### AIM OF THE TASK
Repeat, exactly and in full, the lines of the listing below, but without any pictures.
--- begin THE RECORDS ---
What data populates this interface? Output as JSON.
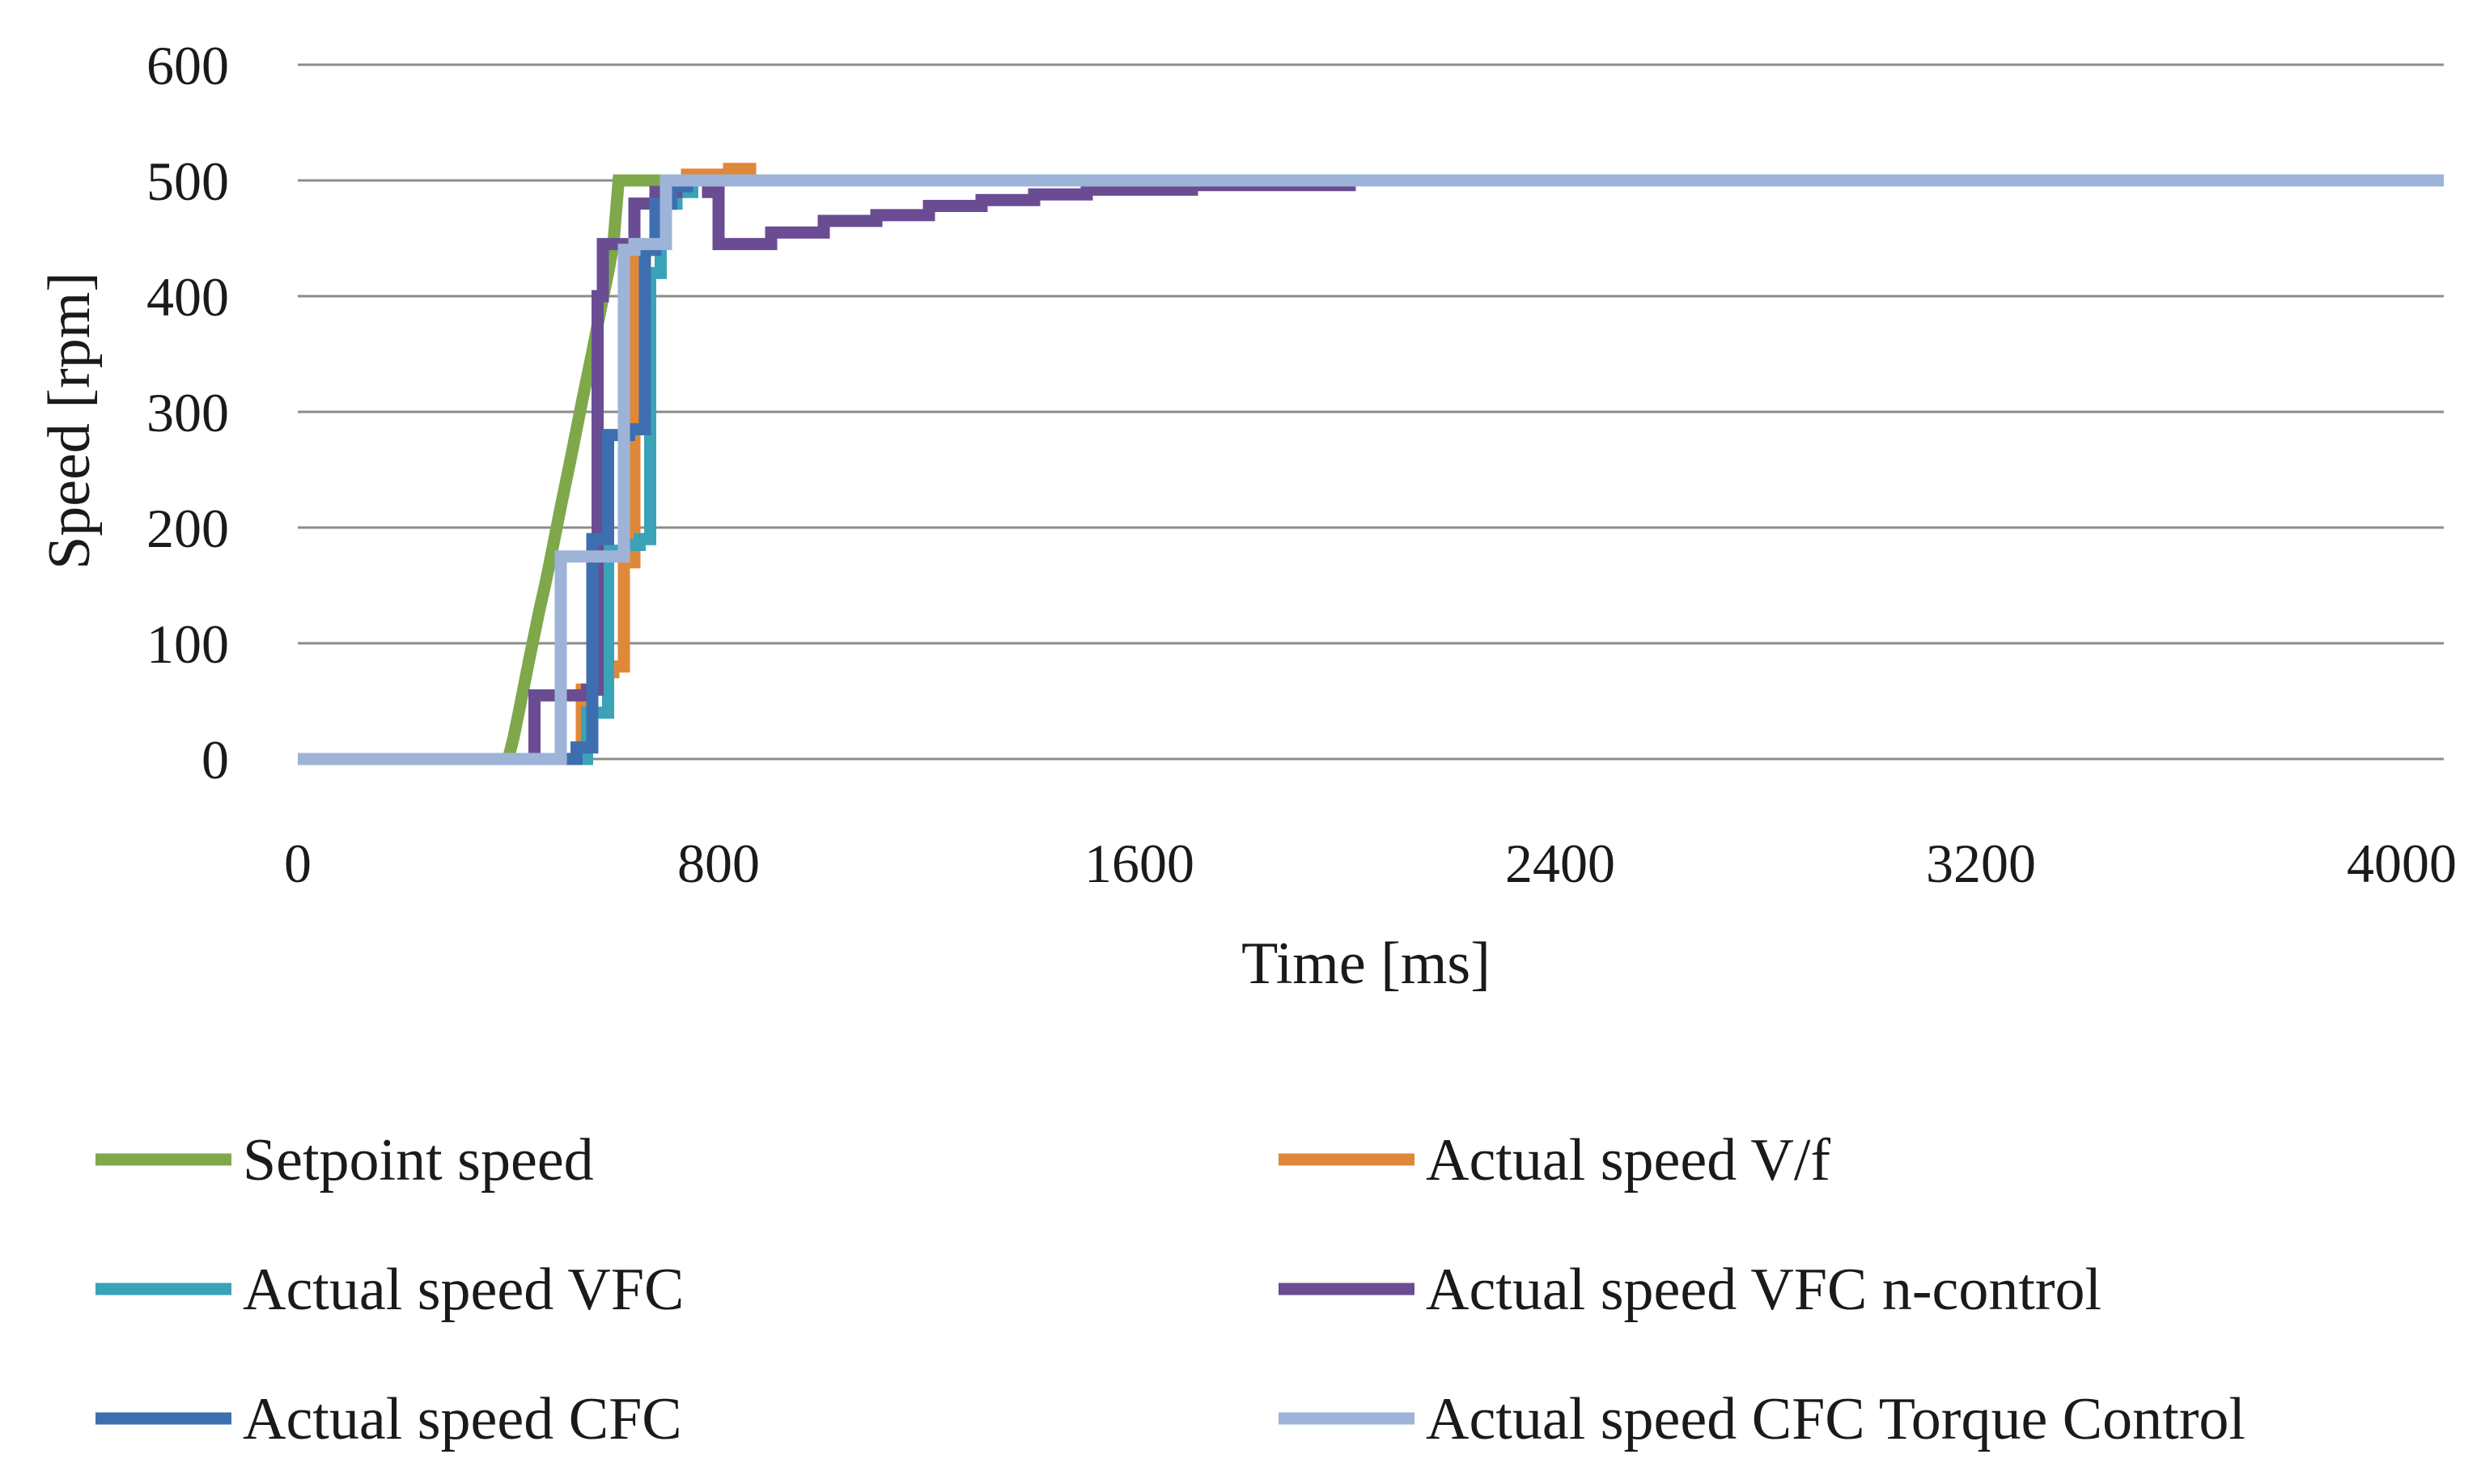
{
  "chart_data": {
    "type": "line",
    "title": "",
    "xlabel": "Time [ms]",
    "ylabel": "Speed [rpm]",
    "xlim": [
      0,
      4080
    ],
    "ylim": [
      0,
      600
    ],
    "xticks": [
      0,
      800,
      1600,
      2400,
      3200,
      4000
    ],
    "yticks": [
      0,
      100,
      200,
      300,
      400,
      500,
      600
    ],
    "grid": "horizontal",
    "legend_position": "bottom",
    "series": [
      {
        "name": "Setpoint speed",
        "color": "#7fa84a",
        "x": [
          0,
          400,
          410,
          420,
          430,
          440,
          450,
          460,
          470,
          480,
          490,
          500,
          510,
          520,
          530,
          540,
          550,
          560,
          570,
          580,
          590,
          600,
          610,
          4080
        ],
        "y": [
          0,
          0,
          18,
          40,
          63,
          86,
          108,
          130,
          150,
          172,
          195,
          218,
          240,
          262,
          285,
          308,
          330,
          352,
          375,
          398,
          420,
          445,
          500,
          500
        ]
      },
      {
        "name": "Actual speed V/f",
        "color": "#e0883a",
        "x": [
          0,
          540,
          540,
          580,
          580,
          600,
          600,
          620,
          620,
          640,
          640,
          680,
          680,
          700,
          700,
          720,
          720,
          740,
          740,
          820,
          820,
          860,
          860,
          4080
        ],
        "y": [
          0,
          0,
          60,
          60,
          75,
          75,
          80,
          80,
          170,
          170,
          440,
          440,
          450,
          450,
          480,
          480,
          495,
          495,
          505,
          505,
          510,
          510,
          500,
          500
        ]
      },
      {
        "name": "Actual speed VFC",
        "color": "#3aa3b8",
        "x": [
          0,
          550,
          550,
          590,
          590,
          620,
          620,
          650,
          650,
          670,
          670,
          690,
          690,
          720,
          720,
          750,
          750,
          4080
        ],
        "y": [
          0,
          0,
          40,
          40,
          180,
          180,
          185,
          185,
          190,
          190,
          420,
          420,
          480,
          480,
          490,
          490,
          500,
          500
        ]
      },
      {
        "name": "Actual speed VFC n-control",
        "color": "#6a4c93",
        "x": [
          0,
          450,
          450,
          550,
          550,
          570,
          570,
          580,
          580,
          640,
          640,
          680,
          680,
          720,
          720,
          780,
          780,
          800,
          800,
          900,
          900,
          1000,
          1000,
          1100,
          1100,
          1200,
          1200,
          1300,
          1300,
          1400,
          1400,
          1500,
          1500,
          1700,
          1700,
          2000,
          2000,
          4080
        ],
        "y": [
          0,
          0,
          55,
          55,
          60,
          60,
          400,
          400,
          445,
          445,
          480,
          480,
          490,
          490,
          500,
          500,
          490,
          490,
          445,
          445,
          455,
          455,
          465,
          465,
          470,
          470,
          478,
          478,
          483,
          483,
          488,
          488,
          492,
          492,
          496,
          496,
          500,
          500
        ]
      },
      {
        "name": "Actual speed CFC",
        "color": "#3d6fb0",
        "x": [
          0,
          530,
          530,
          560,
          560,
          590,
          590,
          630,
          630,
          660,
          660,
          680,
          680,
          710,
          710,
          740,
          740,
          4080
        ],
        "y": [
          0,
          0,
          10,
          10,
          190,
          190,
          280,
          280,
          285,
          285,
          440,
          440,
          480,
          480,
          495,
          495,
          500,
          500
        ]
      },
      {
        "name": "Actual speed CFC Torque Control",
        "color": "#9db4d8",
        "x": [
          0,
          500,
          500,
          510,
          510,
          620,
          620,
          640,
          640,
          700,
          700,
          720,
          720,
          4080
        ],
        "y": [
          0,
          0,
          175,
          175,
          175,
          175,
          440,
          440,
          445,
          445,
          500,
          500,
          500,
          500
        ]
      }
    ]
  }
}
--- end THE RECORDS ---
### TASK RESULT
What data populates this interface? Output as JSON.
{
  "chart_data": {
    "type": "line",
    "title": "",
    "xlabel": "Time [ms]",
    "ylabel": "Speed [rpm]",
    "xlim": [
      0,
      4080
    ],
    "ylim": [
      0,
      600
    ],
    "xticks": [
      0,
      800,
      1600,
      2400,
      3200,
      4000
    ],
    "yticks": [
      0,
      100,
      200,
      300,
      400,
      500,
      600
    ],
    "grid": "horizontal",
    "legend_position": "bottom",
    "series": [
      {
        "name": "Setpoint speed",
        "color": "#7fa84a",
        "x": [
          0,
          400,
          410,
          420,
          430,
          440,
          450,
          460,
          470,
          480,
          490,
          500,
          510,
          520,
          530,
          540,
          550,
          560,
          570,
          580,
          590,
          600,
          610,
          4080
        ],
        "y": [
          0,
          0,
          18,
          40,
          63,
          86,
          108,
          130,
          150,
          172,
          195,
          218,
          240,
          262,
          285,
          308,
          330,
          352,
          375,
          398,
          420,
          445,
          500,
          500
        ]
      },
      {
        "name": "Actual speed V/f",
        "color": "#e0883a",
        "x": [
          0,
          540,
          540,
          580,
          580,
          600,
          600,
          620,
          620,
          640,
          640,
          680,
          680,
          700,
          700,
          720,
          720,
          740,
          740,
          820,
          820,
          860,
          860,
          4080
        ],
        "y": [
          0,
          0,
          60,
          60,
          75,
          75,
          80,
          80,
          170,
          170,
          440,
          440,
          450,
          450,
          480,
          480,
          495,
          495,
          505,
          505,
          510,
          510,
          500,
          500
        ]
      },
      {
        "name": "Actual speed VFC",
        "color": "#3aa3b8",
        "x": [
          0,
          550,
          550,
          590,
          590,
          620,
          620,
          650,
          650,
          670,
          670,
          690,
          690,
          720,
          720,
          750,
          750,
          4080
        ],
        "y": [
          0,
          0,
          40,
          40,
          180,
          180,
          185,
          185,
          190,
          190,
          420,
          420,
          480,
          480,
          490,
          490,
          500,
          500
        ]
      },
      {
        "name": "Actual speed VFC n-control",
        "color": "#6a4c93",
        "x": [
          0,
          450,
          450,
          550,
          550,
          570,
          570,
          580,
          580,
          640,
          640,
          680,
          680,
          720,
          720,
          780,
          780,
          800,
          800,
          900,
          900,
          1000,
          1000,
          1100,
          1100,
          1200,
          1200,
          1300,
          1300,
          1400,
          1400,
          1500,
          1500,
          1700,
          1700,
          2000,
          2000,
          4080
        ],
        "y": [
          0,
          0,
          55,
          55,
          60,
          60,
          400,
          400,
          445,
          445,
          480,
          480,
          490,
          490,
          500,
          500,
          490,
          490,
          445,
          445,
          455,
          455,
          465,
          465,
          470,
          470,
          478,
          478,
          483,
          483,
          488,
          488,
          492,
          492,
          496,
          496,
          500,
          500
        ]
      },
      {
        "name": "Actual speed CFC",
        "color": "#3d6fb0",
        "x": [
          0,
          530,
          530,
          560,
          560,
          590,
          590,
          630,
          630,
          660,
          660,
          680,
          680,
          710,
          710,
          740,
          740,
          4080
        ],
        "y": [
          0,
          0,
          10,
          10,
          190,
          190,
          280,
          280,
          285,
          285,
          440,
          440,
          480,
          480,
          495,
          495,
          500,
          500
        ]
      },
      {
        "name": "Actual speed CFC Torque Control",
        "color": "#9db4d8",
        "x": [
          0,
          500,
          500,
          510,
          510,
          620,
          620,
          640,
          640,
          700,
          700,
          720,
          720,
          4080
        ],
        "y": [
          0,
          0,
          175,
          175,
          175,
          175,
          440,
          440,
          445,
          445,
          500,
          500,
          500,
          500
        ]
      }
    ]
  }
}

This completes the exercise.